**Material**

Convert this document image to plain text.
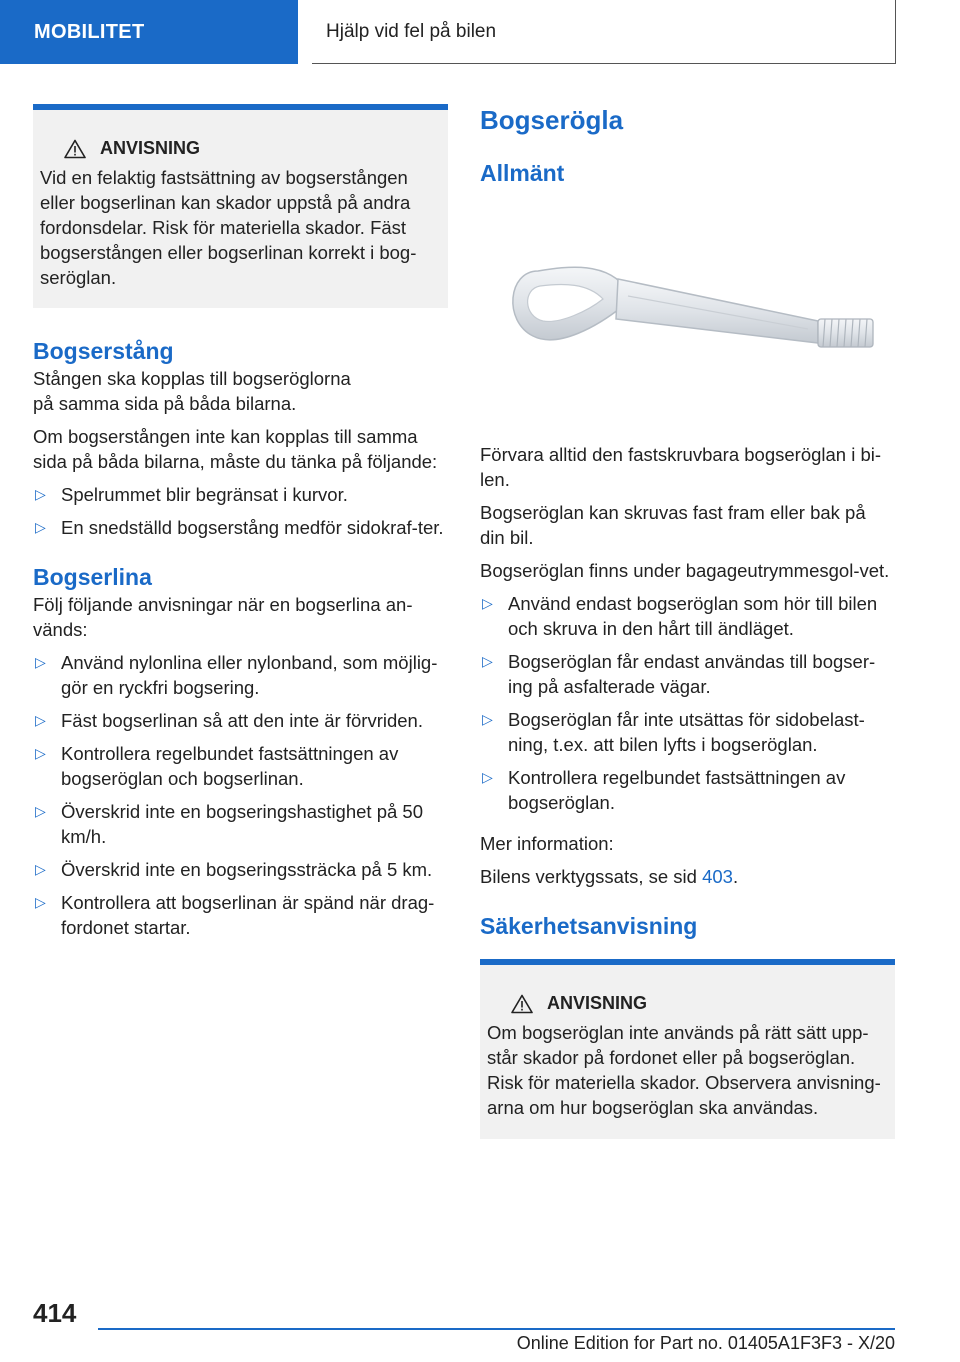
MOBILITET	Hjälp vid fel på bilen
ANVISNING

Vid en felaktig fastsättning av bogserstången eller bogserlinan kan skador uppstå på andra fordonsdelar. Risk för materiella skador. Fäst bogserstången eller bogserlinan korrekt i bog-seröglan.

Bogserstång

Stången ska kopplas till bogseröglorna på samma sida på båda bilarna.

Om bogserstången inte kan kopplas till samma sida på båda bilarna, måste du tänka på följande:

▷ Spelrummet blir begränsat i kurvor.
▷ En snedställd bogserstång medför sidokraf-ter.
Bogserlina

Följ följande anvisningar när en bogserlina an-vänds:

▷ Använd nylonlina eller nylonband, som möjlig-gör en ryckfri bogsering.
▷ Fäst bogserlinan så att den inte är förvriden.
▷ Kontrollera regelbundet fastsättningen av bogseröglan och bogserlinan.
▷ Överskrid inte en bogseringshastighet på 50 km/h.
▷ Överskrid inte en bogseringssträcka på 5 km.
▷ Kontrollera att bogserlinan är spänd när drag-fordonet startar.
Bogserögla
Allmänt

Förvara alltid den fastskruvbara bogseröglan i bi-len.

Bogseröglan kan skruvas fast fram eller bak på din bil.

Bogseröglan finns under bagageutrymmesgol-vet.

▷ Använd endast bogseröglan som hör till bilen och skruva in den hårt till ändläget.
▷ Bogseröglan får endast användas till bogser-ing på asfalterade vägar.
▷ Bogseröglan får inte utsättas för sidobelast-ning, t.ex. att bilen lyfts i bogseröglan.
▷ Kontrollera regelbundet fastsättningen av bogseröglan.

Mer information:

Bilens verktygssats, se sid 403.

Säkerhetsanvisning
ANVISNING

Om bogseröglan inte används på rätt sätt upp-står skador på fordonet eller på bogseröglan. Risk för materiella skador. Observera anvisning-arna om hur bogseröglan ska användas.

414
Online Edition for Part no. 01405A1F3F3 - X/20
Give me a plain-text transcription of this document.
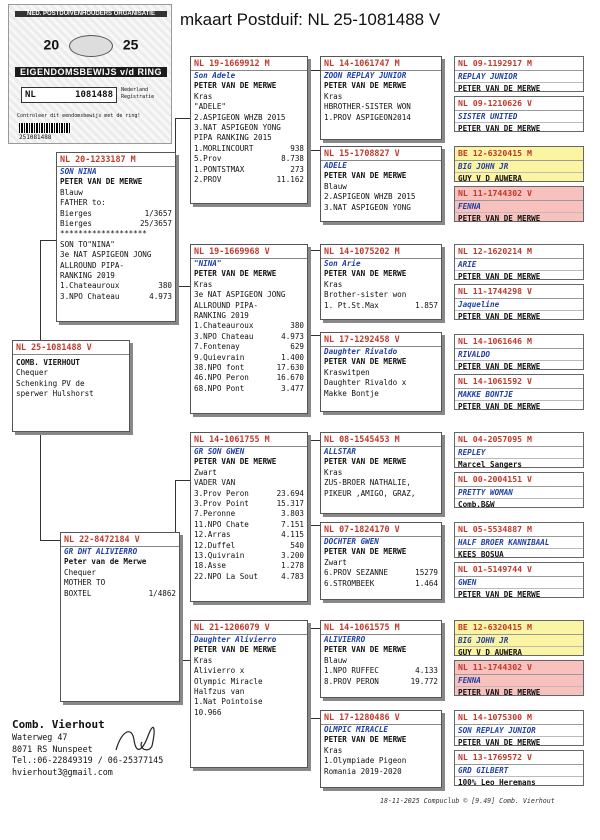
mkaart Postduif: NL 25-1081488 V
NED. POSTDUIVENHOUDERS ORGANISATIE
20	25
EIGENDOMSBEWIJS v/d RING
NL	1081488 Nederland
Registratie
Controleer dit eendomsbewijs met de ring!
251081488
NL 25-1081488 V
COMB. VIERHOUT
Chequer
Schenking PV de
sperwer Hulshorst
NL 20-1233187 M
SON NINA
PETER VAN DE MERWE
Blauw
FATHER to:
Bierges	1/3657
Bierges	25/3657
*******************
SON TO"NINA"
3e NAT ASPIGEON JONG
ALLROUND PIPA-
RANKING 2019
1.Chateauroux	380
3.NPO Chateau	4.973
NL 22-8472184 V
GR DHT ALIVIERRO
Peter van de Merwe
Chequer
MOTHER TO
BOXTEL	1/4862
NL 19-1669912 M
Son Adele
PETER VAN DE MERWE
Kras
"ADELE"
2.ASPIGEON WHZB 2015
3.NAT ASPIGEON YONG
PIPA RANKING 2015
1.MORLINCOURT	938
5.Prov	8.738
1.PONTSTMAX	273
2.PROV	11.162
NL 19-1669968 V
"NINA"
PETER VAN DE MERWE
Kras
3e NAT ASPIGEON JONG
ALLROUND PIPA-
RANKING 2019
1.Chateauroux	380
3.NPO Chateau	4.973
7.Fontenay	629
9.Quievrain	1.400
38.NPO font	17.630
46.NPO Peron	16.670
68.NPO Pont	3.477
NL 14-1061755 M
GR SON GWEN
PETER VAN DE MERWE
Zwart
VADER VAN
3.Prov Peron	23.694
3.Prov Point	15.317
7.Peronne	3.803
11.NPO Chate	7.151
12.Arras	4.115
12.Duffel	540
13.Quivrain	3.200
18.Asse	1.278
22.NPO La Sout	4.783
NL 21-1206079 V
Daughter Alivierro
PETER VAN DE MERWE
Kras
Alivierro x
Olympic Miracle
Halfzus van
1.Nat Pointoise
10.966
NL 14-1061747 M
ZOON REPLAY JUNIOR
PETER VAN DE MERWE
Kras
HBROTHER-SISTER WON
1.PROV ASPIGEON2014
NL 15-1708827 V
ADELE
PETER VAN DE MERWE
Blauw
2.ASPIGEON WHZB 2015
3.NAT ASPIGEON YONG
NL 14-1075202 M
Son Arie
PETER VAN DE MERWE
Kras
Brother-sister won
1. Pt.St.Max	1.857
NL 17-1292458 V
Daughter Rivaldo
PETER VAN DE MERWE
Kraswitpen
Daughter Rivaldo x
Makke Bontje
NL 08-1545453 M
ALLSTAR
PETER VAN DE MERWE
Kras
ZUS-BROER NATHALIE,
PIKEUR ,AMIGO, GRAZ,
NL 07-1824170 V
DOCHTER GWEN
PETER VAN DE MERWE
Zwart
6.PROV SEZANNE	15279
6.STROMBEEK	1.464
NL 14-1061575 M
ALIVIERRO
PETER VAN DE MERWE
Blauw
1.NPO RUFFEC	4.133
8.PROV PERON	19.772
NL 17-1280486 V
OLMPIC MIRACLE
PETER VAN DE MERWE
Kras
1.Olympiade Pigeon
Romania 2019-2020
NL 09-1192917 M
REPLAY JUNIOR
PETER VAN DE MERWE
NL 09-1210626 V
SISTER UNITED
PETER VAN DE MERWE
BE 12-6320415 M
BIG JOHN JR
GUY V D AUWERA
NL 11-1744302 V
FENNA
PETER VAN DE MERWE
NL 12-1620214 M
ARIE
PETER VAN DE MERWE
NL 11-1744298 V
Jaqueline
PETER VAN DE MERWE
NL 14-1061646 M
RIVALDO
PETER VAN DE MERWE
NL 14-1061592 V
MAKKE BONTJE
PETER VAN DE MERWE
NL 04-2057095 M
REPLEY
Marcel Sangers
NL 00-2004151 V
PRETTY WOMAN
Comb.B&W
NL 05-5534887 M
HALF BROER KANNIBAAL
KEES BOSUA
NL 01-5149744 V
GWEN
PETER VAN DE MERWE
BE 12-6320415 M
BIG JOHN JR
GUY V D AUWERA
NL 11-1744302 V
FENNA
PETER VAN DE MERWE
NL 14-1075300 M
SON REPLAY JUNIOR
PETER VAN DE MERWE
NL 13-1769572 V
GRD GILBERT
100% Leo Heremans
Comb. Vierhout
Waterweg 47
8071 RS Nunspeet
Tel.:06-22849319 / 06-25377145
hvierhout3@gmail.com
18-11-2025 Compuclub © [9.49] Comb. Vierhout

**Your objective**
Give the data again exactly as written, with all pictures left out.

**Written response**
Convert this document image to plain text.
MOBILITET	Hjälp vid fel på bilen
ANVISNING

Vid en felaktig fastsättning av bogserstången eller bogserlinan kan skador uppstå på andra fordonsdelar. Risk för materiella skador. Fäst bogserstången eller bogserlinan korrekt i bog-seröglan.

Bogserstång

Stången ska kopplas till bogseröglorna på samma sida på båda bilarna.

Om bogserstången inte kan kopplas till samma sida på båda bilarna, måste du tänka på följande:

▷ Spelrummet blir begränsat i kurvor.
▷ En snedställd bogserstång medför sidokraf-ter.
Bogserlina

Följ följande anvisningar när en bogserlina an-vänds:

▷ Använd nylonlina eller nylonband, som möjlig-gör en ryckfri bogsering.
▷ Fäst bogserlinan så att den inte är förvriden.
▷ Kontrollera regelbundet fastsättningen av bogseröglan och bogserlinan.
▷ Överskrid inte en bogseringshastighet på 50 km/h.
▷ Överskrid inte en bogseringssträcka på 5 km.
▷ Kontrollera att bogserlinan är spänd när drag-fordonet startar.
Bogserögla
Allmänt

Förvara alltid den fastskruvbara bogseröglan i bi-len.

Bogseröglan kan skruvas fast fram eller bak på din bil.

Bogseröglan finns under bagageutrymmesgol-vet.

▷ Använd endast bogseröglan som hör till bilen och skruva in den hårt till ändläget.
▷ Bogseröglan får endast användas till bogser-ing på asfalterade vägar.
▷ Bogseröglan får inte utsättas för sidobelast-ning, t.ex. att bilen lyfts i bogseröglan.
▷ Kontrollera regelbundet fastsättningen av bogseröglan.

Mer information:

Bilens verktygssats, se sid 403.

Säkerhetsanvisning
ANVISNING

Om bogseröglan inte används på rätt sätt upp-står skador på fordonet eller på bogseröglan. Risk för materiella skador. Observera anvisning-arna om hur bogseröglan ska användas.

414
Online Edition for Part no. 01405A1F3F3 - X/20
Give me a plain-text transcription of this document.
mkaart Postduif: NL 25-1081488 V
NED. POSTDUIVENHOUDERS ORGANISATIE
20	25
EIGENDOMSBEWIJS v/d RING
NL	1081488 Nederland
Registratie
Controleer dit eendomsbewijs met de ring!
251081488
NL 25-1081488 V
COMB. VIERHOUT
Chequer
Schenking PV de
sperwer Hulshorst
NL 20-1233187 M
SON NINA
PETER VAN DE MERWE
Blauw
FATHER to:
Bierges	1/3657
Bierges	25/3657
*******************
SON TO"NINA"
3e NAT ASPIGEON JONG
ALLROUND PIPA-
RANKING 2019
1.Chateauroux	380
3.NPO Chateau	4.973
NL 22-8472184 V
GR DHT ALIVIERRO
Peter van de Merwe
Chequer
MOTHER TO
BOXTEL	1/4862
NL 19-1669912 M
Son Adele
PETER VAN DE MERWE
Kras
"ADELE"
2.ASPIGEON WHZB 2015
3.NAT ASPIGEON YONG
PIPA RANKING 2015
1.MORLINCOURT	938
5.Prov	8.738
1.PONTSTMAX	273
2.PROV	11.162
NL 19-1669968 V
"NINA"
PETER VAN DE MERWE
Kras
3e NAT ASPIGEON JONG
ALLROUND PIPA-
RANKING 2019
1.Chateauroux	380
3.NPO Chateau	4.973
7.Fontenay	629
9.Quievrain	1.400
38.NPO font	17.630
46.NPO Peron	16.670
68.NPO Pont	3.477
NL 14-1061755 M
GR SON GWEN
PETER VAN DE MERWE
Zwart
VADER VAN
3.Prov Peron	23.694
3.Prov Point	15.317
7.Peronne	3.803
11.NPO Chate	7.151
12.Arras	4.115
12.Duffel	540
13.Quivrain	3.200
18.Asse	1.278
22.NPO La Sout	4.783
NL 21-1206079 V
Daughter Alivierro
PETER VAN DE MERWE
Kras
Alivierro x
Olympic Miracle
Halfzus van
1.Nat Pointoise
10.966
NL 14-1061747 M
ZOON REPLAY JUNIOR
PETER VAN DE MERWE
Kras
HBROTHER-SISTER WON
1.PROV ASPIGEON2014
NL 15-1708827 V
ADELE
PETER VAN DE MERWE
Blauw
2.ASPIGEON WHZB 2015
3.NAT ASPIGEON YONG
NL 14-1075202 M
Son Arie
PETER VAN DE MERWE
Kras
Brother-sister won
1. Pt.St.Max	1.857
NL 17-1292458 V
Daughter Rivaldo
PETER VAN DE MERWE
Kraswitpen
Daughter Rivaldo x
Makke Bontje
NL 08-1545453 M
ALLSTAR
PETER VAN DE MERWE
Kras
ZUS-BROER NATHALIE,
PIKEUR ,AMIGO, GRAZ,
NL 07-1824170 V
DOCHTER GWEN
PETER VAN DE MERWE
Zwart
6.PROV SEZANNE	15279
6.STROMBEEK	1.464
NL 14-1061575 M
ALIVIERRO
PETER VAN DE MERWE
Blauw
1.NPO RUFFEC	4.133
8.PROV PERON	19.772
NL 17-1280486 V
OLMPIC MIRACLE
PETER VAN DE MERWE
Kras
1.Olympiade Pigeon
Romania 2019-2020
NL 09-1192917 M
REPLAY JUNIOR
PETER VAN DE MERWE
NL 09-1210626 V
SISTER UNITED
PETER VAN DE MERWE
BE 12-6320415 M
BIG JOHN JR
GUY V D AUWERA
NL 11-1744302 V
FENNA
PETER VAN DE MERWE
NL 12-1620214 M
ARIE
PETER VAN DE MERWE
NL 11-1744298 V
Jaqueline
PETER VAN DE MERWE
NL 14-1061646 M
RIVALDO
PETER VAN DE MERWE
NL 14-1061592 V
MAKKE BONTJE
PETER VAN DE MERWE
NL 04-2057095 M
REPLEY
Marcel Sangers
NL 00-2004151 V
PRETTY WOMAN
Comb.B&W
NL 05-5534887 M
HALF BROER KANNIBAAL
KEES BOSUA
NL 01-5149744 V
GWEN
PETER VAN DE MERWE
BE 12-6320415 M
BIG JOHN JR
GUY V D AUWERA
NL 11-1744302 V
FENNA
PETER VAN DE MERWE
NL 14-1075300 M
SON REPLAY JUNIOR
PETER VAN DE MERWE
NL 13-1769572 V
GRD GILBERT
100% Leo Heremans
Comb. Vierhout
Waterweg 47
8071 RS Nunspeet
Tel.:06-22849319 / 06-25377145
hvierhout3@gmail.com
18-11-2025 Compuclub © [9.49] Comb. Vierhout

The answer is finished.